#### Challenge:
Determine how many lines of the data below contain "stats", then give only that number.
--- Start ---
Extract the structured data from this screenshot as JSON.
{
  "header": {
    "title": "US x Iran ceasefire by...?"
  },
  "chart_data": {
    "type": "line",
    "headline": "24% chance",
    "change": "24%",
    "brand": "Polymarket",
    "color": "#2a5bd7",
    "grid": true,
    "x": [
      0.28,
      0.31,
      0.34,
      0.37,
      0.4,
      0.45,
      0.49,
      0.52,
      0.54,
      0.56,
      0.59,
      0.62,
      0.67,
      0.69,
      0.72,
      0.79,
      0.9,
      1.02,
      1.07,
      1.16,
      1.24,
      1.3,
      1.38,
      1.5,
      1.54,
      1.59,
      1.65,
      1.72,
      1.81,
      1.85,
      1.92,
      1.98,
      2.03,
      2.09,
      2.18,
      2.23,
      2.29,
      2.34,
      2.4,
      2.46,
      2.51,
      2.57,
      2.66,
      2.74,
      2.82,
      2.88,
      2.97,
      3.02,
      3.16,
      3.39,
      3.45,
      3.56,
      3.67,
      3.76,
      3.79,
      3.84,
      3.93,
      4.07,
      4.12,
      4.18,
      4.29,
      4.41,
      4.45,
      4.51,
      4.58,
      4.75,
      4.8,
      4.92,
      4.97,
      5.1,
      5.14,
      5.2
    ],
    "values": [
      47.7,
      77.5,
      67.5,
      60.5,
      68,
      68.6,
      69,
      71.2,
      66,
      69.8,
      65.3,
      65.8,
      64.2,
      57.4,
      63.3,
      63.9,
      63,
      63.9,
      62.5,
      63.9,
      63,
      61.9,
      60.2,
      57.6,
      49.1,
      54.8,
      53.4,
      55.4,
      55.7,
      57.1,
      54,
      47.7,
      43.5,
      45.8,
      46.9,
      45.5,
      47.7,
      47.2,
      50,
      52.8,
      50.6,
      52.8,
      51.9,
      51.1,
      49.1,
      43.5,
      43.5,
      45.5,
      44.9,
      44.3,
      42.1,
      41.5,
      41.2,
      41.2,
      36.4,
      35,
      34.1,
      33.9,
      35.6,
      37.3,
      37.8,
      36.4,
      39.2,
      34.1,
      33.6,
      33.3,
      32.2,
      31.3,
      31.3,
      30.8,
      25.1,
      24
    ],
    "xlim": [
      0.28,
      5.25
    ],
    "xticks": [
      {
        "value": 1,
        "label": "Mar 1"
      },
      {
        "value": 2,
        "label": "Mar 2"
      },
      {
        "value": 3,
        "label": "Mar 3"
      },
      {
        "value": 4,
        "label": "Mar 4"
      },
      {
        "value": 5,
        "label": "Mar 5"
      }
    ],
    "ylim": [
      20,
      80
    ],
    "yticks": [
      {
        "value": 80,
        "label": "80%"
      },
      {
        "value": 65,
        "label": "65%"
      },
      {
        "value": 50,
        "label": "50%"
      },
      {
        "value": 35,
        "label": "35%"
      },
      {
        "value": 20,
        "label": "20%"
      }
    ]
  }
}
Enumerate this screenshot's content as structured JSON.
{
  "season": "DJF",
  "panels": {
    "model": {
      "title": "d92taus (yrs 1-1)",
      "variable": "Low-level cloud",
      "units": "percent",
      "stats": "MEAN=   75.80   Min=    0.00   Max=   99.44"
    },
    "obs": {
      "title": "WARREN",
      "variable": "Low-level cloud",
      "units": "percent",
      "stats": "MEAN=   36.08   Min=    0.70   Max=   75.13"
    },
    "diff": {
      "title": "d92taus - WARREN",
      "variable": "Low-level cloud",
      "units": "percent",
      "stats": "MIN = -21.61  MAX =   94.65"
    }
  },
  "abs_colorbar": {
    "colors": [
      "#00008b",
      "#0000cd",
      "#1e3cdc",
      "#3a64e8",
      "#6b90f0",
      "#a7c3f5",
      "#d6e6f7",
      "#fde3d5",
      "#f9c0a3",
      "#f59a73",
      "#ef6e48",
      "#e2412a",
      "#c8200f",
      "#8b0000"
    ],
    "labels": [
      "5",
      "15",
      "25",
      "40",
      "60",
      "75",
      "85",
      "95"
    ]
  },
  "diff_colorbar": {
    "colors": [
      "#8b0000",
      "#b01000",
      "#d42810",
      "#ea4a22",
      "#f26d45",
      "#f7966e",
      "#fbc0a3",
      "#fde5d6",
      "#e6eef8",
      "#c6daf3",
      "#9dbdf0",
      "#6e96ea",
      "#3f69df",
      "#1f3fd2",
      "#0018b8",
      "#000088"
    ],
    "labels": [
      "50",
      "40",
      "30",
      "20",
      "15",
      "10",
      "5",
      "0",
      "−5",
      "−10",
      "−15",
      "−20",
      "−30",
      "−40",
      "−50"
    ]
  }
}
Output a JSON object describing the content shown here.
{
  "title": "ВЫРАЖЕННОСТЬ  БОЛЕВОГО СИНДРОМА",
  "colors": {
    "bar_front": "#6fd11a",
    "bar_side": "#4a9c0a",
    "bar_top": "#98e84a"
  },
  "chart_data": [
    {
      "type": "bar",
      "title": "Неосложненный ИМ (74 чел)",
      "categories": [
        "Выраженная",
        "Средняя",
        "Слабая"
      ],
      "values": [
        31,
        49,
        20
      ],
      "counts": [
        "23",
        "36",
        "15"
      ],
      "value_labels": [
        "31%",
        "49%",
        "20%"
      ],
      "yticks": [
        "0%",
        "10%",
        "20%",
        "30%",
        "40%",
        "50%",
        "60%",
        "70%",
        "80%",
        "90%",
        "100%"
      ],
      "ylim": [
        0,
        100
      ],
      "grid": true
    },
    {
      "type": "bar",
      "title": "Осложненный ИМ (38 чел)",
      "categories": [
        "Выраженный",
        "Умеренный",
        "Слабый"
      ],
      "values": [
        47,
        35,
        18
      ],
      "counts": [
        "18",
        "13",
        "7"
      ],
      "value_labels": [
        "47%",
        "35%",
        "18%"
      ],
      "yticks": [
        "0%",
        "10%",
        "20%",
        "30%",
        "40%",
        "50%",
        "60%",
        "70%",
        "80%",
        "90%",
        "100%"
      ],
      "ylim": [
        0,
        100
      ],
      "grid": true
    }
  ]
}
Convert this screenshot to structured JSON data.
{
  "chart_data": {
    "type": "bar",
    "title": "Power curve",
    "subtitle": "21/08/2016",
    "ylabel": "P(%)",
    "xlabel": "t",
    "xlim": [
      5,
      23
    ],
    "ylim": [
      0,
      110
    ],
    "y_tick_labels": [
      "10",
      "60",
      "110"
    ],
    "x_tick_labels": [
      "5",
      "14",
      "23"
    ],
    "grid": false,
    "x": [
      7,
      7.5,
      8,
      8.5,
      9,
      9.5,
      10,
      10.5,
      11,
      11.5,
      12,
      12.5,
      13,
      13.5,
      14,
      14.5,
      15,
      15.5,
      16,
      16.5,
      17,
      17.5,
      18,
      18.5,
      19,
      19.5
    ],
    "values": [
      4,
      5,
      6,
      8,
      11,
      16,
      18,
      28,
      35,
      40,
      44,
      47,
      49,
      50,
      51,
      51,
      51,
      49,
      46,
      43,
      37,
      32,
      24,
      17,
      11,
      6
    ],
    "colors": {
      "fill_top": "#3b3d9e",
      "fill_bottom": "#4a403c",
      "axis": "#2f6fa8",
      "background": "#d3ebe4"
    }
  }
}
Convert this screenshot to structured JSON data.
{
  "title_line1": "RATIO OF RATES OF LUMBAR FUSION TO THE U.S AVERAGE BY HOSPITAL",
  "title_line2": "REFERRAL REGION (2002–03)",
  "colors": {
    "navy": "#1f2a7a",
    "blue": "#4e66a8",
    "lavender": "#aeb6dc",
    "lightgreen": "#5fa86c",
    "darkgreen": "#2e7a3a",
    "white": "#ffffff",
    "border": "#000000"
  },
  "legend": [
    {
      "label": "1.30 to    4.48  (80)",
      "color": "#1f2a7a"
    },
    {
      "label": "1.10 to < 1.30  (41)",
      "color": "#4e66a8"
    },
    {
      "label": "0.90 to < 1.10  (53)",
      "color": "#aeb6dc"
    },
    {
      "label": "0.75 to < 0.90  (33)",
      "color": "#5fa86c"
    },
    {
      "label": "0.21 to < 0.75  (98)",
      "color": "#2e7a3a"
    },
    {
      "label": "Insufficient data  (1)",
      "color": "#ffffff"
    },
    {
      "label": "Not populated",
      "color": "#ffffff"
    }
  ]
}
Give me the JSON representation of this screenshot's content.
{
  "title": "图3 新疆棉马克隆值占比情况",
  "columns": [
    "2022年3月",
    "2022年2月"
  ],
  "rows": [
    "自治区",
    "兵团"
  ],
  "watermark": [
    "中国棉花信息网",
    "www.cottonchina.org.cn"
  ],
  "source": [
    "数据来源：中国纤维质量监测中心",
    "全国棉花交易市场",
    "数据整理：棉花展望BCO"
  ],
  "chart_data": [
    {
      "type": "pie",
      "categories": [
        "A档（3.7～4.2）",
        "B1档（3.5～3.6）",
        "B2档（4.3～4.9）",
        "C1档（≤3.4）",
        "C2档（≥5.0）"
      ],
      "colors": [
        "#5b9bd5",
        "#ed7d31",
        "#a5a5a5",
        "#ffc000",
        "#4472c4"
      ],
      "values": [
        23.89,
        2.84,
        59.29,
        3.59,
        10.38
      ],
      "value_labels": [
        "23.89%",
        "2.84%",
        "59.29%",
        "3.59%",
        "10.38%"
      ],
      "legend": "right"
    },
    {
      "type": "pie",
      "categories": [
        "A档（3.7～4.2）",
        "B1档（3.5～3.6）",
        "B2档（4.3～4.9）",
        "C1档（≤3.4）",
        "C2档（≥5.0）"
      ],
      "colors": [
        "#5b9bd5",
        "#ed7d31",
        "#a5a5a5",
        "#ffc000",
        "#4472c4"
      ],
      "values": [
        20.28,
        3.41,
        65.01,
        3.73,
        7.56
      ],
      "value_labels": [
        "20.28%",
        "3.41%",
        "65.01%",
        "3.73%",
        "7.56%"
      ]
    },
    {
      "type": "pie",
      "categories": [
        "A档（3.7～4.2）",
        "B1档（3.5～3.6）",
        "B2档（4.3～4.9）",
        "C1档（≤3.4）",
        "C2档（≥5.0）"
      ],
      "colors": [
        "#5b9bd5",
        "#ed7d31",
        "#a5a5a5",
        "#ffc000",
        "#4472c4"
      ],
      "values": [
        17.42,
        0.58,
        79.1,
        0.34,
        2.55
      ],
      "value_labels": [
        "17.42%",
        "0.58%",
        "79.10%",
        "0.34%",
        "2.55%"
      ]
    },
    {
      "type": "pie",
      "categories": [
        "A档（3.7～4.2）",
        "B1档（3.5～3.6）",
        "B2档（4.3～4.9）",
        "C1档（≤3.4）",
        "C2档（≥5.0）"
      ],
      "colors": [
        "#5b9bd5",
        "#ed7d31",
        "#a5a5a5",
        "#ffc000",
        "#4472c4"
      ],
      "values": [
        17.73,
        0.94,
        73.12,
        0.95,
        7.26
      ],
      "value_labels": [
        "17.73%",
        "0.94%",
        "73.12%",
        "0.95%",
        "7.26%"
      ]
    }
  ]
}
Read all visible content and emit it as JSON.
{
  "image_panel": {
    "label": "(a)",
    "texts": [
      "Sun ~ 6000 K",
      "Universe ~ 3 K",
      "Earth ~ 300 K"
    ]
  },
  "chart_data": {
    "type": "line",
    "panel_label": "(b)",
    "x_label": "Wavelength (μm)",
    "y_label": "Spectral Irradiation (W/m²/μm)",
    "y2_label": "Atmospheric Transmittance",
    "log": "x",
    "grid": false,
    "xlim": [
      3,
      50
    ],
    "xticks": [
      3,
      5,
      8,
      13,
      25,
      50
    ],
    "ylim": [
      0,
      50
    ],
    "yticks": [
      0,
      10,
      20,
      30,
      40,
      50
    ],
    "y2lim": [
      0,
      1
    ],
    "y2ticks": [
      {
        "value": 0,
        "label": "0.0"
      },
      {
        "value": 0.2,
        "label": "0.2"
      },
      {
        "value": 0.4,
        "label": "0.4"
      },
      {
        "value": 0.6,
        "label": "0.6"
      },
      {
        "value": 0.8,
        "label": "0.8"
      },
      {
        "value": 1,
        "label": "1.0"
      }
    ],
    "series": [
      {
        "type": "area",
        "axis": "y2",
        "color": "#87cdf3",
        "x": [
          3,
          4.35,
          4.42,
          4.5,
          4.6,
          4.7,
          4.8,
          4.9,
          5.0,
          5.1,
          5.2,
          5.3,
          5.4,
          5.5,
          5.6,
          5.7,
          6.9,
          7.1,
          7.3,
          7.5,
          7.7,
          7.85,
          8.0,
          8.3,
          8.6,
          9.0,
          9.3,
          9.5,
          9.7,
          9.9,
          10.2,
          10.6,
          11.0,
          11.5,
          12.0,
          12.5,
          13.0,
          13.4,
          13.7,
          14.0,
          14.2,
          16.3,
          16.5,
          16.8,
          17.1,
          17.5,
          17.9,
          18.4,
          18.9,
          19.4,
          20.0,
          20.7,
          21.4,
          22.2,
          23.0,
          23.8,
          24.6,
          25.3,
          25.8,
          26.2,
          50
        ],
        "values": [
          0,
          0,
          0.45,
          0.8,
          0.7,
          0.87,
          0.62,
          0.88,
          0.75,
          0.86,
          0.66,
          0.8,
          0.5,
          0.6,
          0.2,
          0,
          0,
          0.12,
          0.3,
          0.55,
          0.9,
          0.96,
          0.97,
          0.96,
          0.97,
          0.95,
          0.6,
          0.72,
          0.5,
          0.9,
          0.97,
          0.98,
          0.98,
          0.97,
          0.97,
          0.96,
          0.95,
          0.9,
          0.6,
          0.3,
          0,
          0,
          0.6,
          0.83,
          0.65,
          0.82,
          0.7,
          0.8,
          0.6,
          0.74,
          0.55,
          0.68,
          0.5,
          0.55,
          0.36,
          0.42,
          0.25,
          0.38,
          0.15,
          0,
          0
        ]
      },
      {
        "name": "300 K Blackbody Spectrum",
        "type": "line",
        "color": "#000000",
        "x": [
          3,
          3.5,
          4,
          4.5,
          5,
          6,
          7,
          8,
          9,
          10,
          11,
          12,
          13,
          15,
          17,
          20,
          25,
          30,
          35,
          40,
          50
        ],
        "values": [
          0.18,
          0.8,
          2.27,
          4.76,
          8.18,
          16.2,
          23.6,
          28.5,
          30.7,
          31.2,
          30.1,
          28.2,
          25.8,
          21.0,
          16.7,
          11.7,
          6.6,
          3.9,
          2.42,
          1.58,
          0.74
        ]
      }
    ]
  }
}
--- End ---
#### Task response:
3